> _Input rows_:
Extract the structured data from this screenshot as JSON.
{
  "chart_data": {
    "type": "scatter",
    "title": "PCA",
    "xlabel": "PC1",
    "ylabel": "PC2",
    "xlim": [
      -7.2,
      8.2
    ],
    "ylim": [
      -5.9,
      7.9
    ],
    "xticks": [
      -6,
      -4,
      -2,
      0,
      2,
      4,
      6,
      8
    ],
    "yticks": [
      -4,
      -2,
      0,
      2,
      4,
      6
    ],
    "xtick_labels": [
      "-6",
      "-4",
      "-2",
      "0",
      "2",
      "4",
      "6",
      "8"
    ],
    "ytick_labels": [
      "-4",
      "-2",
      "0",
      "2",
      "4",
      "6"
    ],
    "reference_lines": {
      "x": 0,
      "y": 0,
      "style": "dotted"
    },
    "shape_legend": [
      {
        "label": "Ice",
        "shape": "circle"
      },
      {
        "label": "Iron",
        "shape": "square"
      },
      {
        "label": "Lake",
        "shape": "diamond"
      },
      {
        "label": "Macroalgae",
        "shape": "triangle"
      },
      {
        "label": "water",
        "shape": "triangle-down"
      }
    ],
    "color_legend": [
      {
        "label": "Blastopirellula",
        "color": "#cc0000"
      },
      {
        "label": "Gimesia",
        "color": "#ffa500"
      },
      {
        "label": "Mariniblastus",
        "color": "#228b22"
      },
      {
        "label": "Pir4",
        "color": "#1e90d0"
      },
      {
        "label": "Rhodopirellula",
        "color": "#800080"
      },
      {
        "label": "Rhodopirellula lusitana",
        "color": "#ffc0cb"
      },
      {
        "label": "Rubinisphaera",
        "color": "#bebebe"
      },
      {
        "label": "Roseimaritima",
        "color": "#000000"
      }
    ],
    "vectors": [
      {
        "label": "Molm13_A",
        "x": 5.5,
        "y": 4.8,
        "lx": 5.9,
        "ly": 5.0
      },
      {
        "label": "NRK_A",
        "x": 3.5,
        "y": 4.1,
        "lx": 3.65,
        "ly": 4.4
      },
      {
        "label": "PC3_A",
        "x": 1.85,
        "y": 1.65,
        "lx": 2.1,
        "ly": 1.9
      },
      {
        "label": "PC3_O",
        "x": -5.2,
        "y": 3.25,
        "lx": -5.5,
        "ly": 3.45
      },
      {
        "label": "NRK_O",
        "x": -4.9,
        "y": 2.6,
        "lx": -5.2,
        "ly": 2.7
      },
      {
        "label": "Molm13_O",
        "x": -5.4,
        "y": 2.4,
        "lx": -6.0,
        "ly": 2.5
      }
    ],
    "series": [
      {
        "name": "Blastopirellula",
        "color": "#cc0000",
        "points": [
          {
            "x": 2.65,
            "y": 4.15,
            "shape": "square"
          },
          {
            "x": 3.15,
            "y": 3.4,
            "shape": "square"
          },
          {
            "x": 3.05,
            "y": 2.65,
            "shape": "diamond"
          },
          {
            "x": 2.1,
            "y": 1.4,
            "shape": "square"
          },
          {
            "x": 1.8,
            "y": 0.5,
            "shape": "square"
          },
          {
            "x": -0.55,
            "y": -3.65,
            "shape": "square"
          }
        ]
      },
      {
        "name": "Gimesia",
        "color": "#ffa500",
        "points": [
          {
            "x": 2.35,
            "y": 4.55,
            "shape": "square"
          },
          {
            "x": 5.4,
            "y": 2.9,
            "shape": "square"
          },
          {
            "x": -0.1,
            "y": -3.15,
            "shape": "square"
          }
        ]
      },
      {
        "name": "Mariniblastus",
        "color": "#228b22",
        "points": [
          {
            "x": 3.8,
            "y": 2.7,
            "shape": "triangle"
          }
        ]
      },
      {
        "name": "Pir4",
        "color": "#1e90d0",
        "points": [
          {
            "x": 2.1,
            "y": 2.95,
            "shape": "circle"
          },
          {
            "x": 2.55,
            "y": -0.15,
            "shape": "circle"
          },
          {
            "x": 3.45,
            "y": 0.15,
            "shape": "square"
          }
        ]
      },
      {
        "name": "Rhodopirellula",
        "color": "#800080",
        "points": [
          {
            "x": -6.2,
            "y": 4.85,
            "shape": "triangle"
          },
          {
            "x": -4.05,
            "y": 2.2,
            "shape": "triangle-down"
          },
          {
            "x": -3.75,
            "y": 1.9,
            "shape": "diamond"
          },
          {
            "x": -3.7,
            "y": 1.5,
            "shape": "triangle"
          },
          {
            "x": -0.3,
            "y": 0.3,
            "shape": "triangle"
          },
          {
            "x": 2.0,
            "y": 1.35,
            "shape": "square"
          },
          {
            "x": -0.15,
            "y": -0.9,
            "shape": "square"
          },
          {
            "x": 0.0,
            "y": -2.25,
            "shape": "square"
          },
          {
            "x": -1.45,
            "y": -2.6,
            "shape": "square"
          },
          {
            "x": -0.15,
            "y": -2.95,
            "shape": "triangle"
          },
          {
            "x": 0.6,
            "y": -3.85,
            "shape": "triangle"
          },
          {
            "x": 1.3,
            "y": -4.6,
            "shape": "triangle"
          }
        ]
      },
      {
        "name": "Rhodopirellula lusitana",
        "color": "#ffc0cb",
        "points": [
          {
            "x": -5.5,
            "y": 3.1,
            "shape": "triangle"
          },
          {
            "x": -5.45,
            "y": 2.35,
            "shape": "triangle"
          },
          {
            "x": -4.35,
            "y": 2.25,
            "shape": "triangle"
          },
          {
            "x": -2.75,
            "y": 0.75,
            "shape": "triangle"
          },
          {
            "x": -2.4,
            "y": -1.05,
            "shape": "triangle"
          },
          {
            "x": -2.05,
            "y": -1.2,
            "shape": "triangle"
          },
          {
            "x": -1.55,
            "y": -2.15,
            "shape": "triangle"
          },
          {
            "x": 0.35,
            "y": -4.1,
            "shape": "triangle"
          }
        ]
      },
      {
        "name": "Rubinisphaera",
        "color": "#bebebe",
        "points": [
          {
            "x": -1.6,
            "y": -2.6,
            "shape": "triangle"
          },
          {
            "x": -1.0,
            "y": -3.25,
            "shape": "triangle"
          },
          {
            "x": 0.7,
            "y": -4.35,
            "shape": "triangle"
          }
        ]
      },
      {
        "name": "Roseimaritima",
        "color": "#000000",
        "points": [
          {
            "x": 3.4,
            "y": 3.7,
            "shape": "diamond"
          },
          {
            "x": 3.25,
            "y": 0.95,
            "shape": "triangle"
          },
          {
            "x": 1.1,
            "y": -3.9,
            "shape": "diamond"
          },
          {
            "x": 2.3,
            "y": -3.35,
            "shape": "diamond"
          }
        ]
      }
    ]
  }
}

> _What you are asked to do_: Return the material exactly as it stands.

> _Answer to the problem_:
Extract the structured data from this screenshot as JSON.
{
  "chart_data": {
    "type": "scatter",
    "title": "PCA",
    "xlabel": "PC1",
    "ylabel": "PC2",
    "xlim": [
      -7.2,
      8.2
    ],
    "ylim": [
      -5.9,
      7.9
    ],
    "xticks": [
      -6,
      -4,
      -2,
      0,
      2,
      4,
      6,
      8
    ],
    "yticks": [
      -4,
      -2,
      0,
      2,
      4,
      6
    ],
    "xtick_labels": [
      "-6",
      "-4",
      "-2",
      "0",
      "2",
      "4",
      "6",
      "8"
    ],
    "ytick_labels": [
      "-4",
      "-2",
      "0",
      "2",
      "4",
      "6"
    ],
    "reference_lines": {
      "x": 0,
      "y": 0,
      "style": "dotted"
    },
    "shape_legend": [
      {
        "label": "Ice",
        "shape": "circle"
      },
      {
        "label": "Iron",
        "shape": "square"
      },
      {
        "label": "Lake",
        "shape": "diamond"
      },
      {
        "label": "Macroalgae",
        "shape": "triangle"
      },
      {
        "label": "water",
        "shape": "triangle-down"
      }
    ],
    "color_legend": [
      {
        "label": "Blastopirellula",
        "color": "#cc0000"
      },
      {
        "label": "Gimesia",
        "color": "#ffa500"
      },
      {
        "label": "Mariniblastus",
        "color": "#228b22"
      },
      {
        "label": "Pir4",
        "color": "#1e90d0"
      },
      {
        "label": "Rhodopirellula",
        "color": "#800080"
      },
      {
        "label": "Rhodopirellula lusitana",
        "color": "#ffc0cb"
      },
      {
        "label": "Rubinisphaera",
        "color": "#bebebe"
      },
      {
        "label": "Roseimaritima",
        "color": "#000000"
      }
    ],
    "vectors": [
      {
        "label": "Molm13_A",
        "x": 5.5,
        "y": 4.8,
        "lx": 5.9,
        "ly": 5.0
      },
      {
        "label": "NRK_A",
        "x": 3.5,
        "y": 4.1,
        "lx": 3.65,
        "ly": 4.4
      },
      {
        "label": "PC3_A",
        "x": 1.85,
        "y": 1.65,
        "lx": 2.1,
        "ly": 1.9
      },
      {
        "label": "PC3_O",
        "x": -5.2,
        "y": 3.25,
        "lx": -5.5,
        "ly": 3.45
      },
      {
        "label": "NRK_O",
        "x": -4.9,
        "y": 2.6,
        "lx": -5.2,
        "ly": 2.7
      },
      {
        "label": "Molm13_O",
        "x": -5.4,
        "y": 2.4,
        "lx": -6.0,
        "ly": 2.5
      }
    ],
    "series": [
      {
        "name": "Blastopirellula",
        "color": "#cc0000",
        "points": [
          {
            "x": 2.65,
            "y": 4.15,
            "shape": "square"
          },
          {
            "x": 3.15,
            "y": 3.4,
            "shape": "square"
          },
          {
            "x": 3.05,
            "y": 2.65,
            "shape": "diamond"
          },
          {
            "x": 2.1,
            "y": 1.4,
            "shape": "square"
          },
          {
            "x": 1.8,
            "y": 0.5,
            "shape": "square"
          },
          {
            "x": -0.55,
            "y": -3.65,
            "shape": "square"
          }
        ]
      },
      {
        "name": "Gimesia",
        "color": "#ffa500",
        "points": [
          {
            "x": 2.35,
            "y": 4.55,
            "shape": "square"
          },
          {
            "x": 5.4,
            "y": 2.9,
            "shape": "square"
          },
          {
            "x": -0.1,
            "y": -3.15,
            "shape": "square"
          }
        ]
      },
      {
        "name": "Mariniblastus",
        "color": "#228b22",
        "points": [
          {
            "x": 3.8,
            "y": 2.7,
            "shape": "triangle"
          }
        ]
      },
      {
        "name": "Pir4",
        "color": "#1e90d0",
        "points": [
          {
            "x": 2.1,
            "y": 2.95,
            "shape": "circle"
          },
          {
            "x": 2.55,
            "y": -0.15,
            "shape": "circle"
          },
          {
            "x": 3.45,
            "y": 0.15,
            "shape": "square"
          }
        ]
      },
      {
        "name": "Rhodopirellula",
        "color": "#800080",
        "points": [
          {
            "x": -6.2,
            "y": 4.85,
            "shape": "triangle"
          },
          {
            "x": -4.05,
            "y": 2.2,
            "shape": "triangle-down"
          },
          {
            "x": -3.75,
            "y": 1.9,
            "shape": "diamond"
          },
          {
            "x": -3.7,
            "y": 1.5,
            "shape": "triangle"
          },
          {
            "x": -0.3,
            "y": 0.3,
            "shape": "triangle"
          },
          {
            "x": 2.0,
            "y": 1.35,
            "shape": "square"
          },
          {
            "x": -0.15,
            "y": -0.9,
            "shape": "square"
          },
          {
            "x": 0.0,
            "y": -2.25,
            "shape": "square"
          },
          {
            "x": -1.45,
            "y": -2.6,
            "shape": "square"
          },
          {
            "x": -0.15,
            "y": -2.95,
            "shape": "triangle"
          },
          {
            "x": 0.6,
            "y": -3.85,
            "shape": "triangle"
          },
          {
            "x": 1.3,
            "y": -4.6,
            "shape": "triangle"
          }
        ]
      },
      {
        "name": "Rhodopirellula lusitana",
        "color": "#ffc0cb",
        "points": [
          {
            "x": -5.5,
            "y": 3.1,
            "shape": "triangle"
          },
          {
            "x": -5.45,
            "y": 2.35,
            "shape": "triangle"
          },
          {
            "x": -4.35,
            "y": 2.25,
            "shape": "triangle"
          },
          {
            "x": -2.75,
            "y": 0.75,
            "shape": "triangle"
          },
          {
            "x": -2.4,
            "y": -1.05,
            "shape": "triangle"
          },
          {
            "x": -2.05,
            "y": -1.2,
            "shape": "triangle"
          },
          {
            "x": -1.55,
            "y": -2.15,
            "shape": "triangle"
          },
          {
            "x": 0.35,
            "y": -4.1,
            "shape": "triangle"
          }
        ]
      },
      {
        "name": "Rubinisphaera",
        "color": "#bebebe",
        "points": [
          {
            "x": -1.6,
            "y": -2.6,
            "shape": "triangle"
          },
          {
            "x": -1.0,
            "y": -3.25,
            "shape": "triangle"
          },
          {
            "x": 0.7,
            "y": -4.35,
            "shape": "triangle"
          }
        ]
      },
      {
        "name": "Roseimaritima",
        "color": "#000000",
        "points": [
          {
            "x": 3.4,
            "y": 3.7,
            "shape": "diamond"
          },
          {
            "x": 3.25,
            "y": 0.95,
            "shape": "triangle"
          },
          {
            "x": 1.1,
            "y": -3.9,
            "shape": "diamond"
          },
          {
            "x": 2.3,
            "y": -3.35,
            "shape": "diamond"
          }
        ]
      }
    ]
  }
}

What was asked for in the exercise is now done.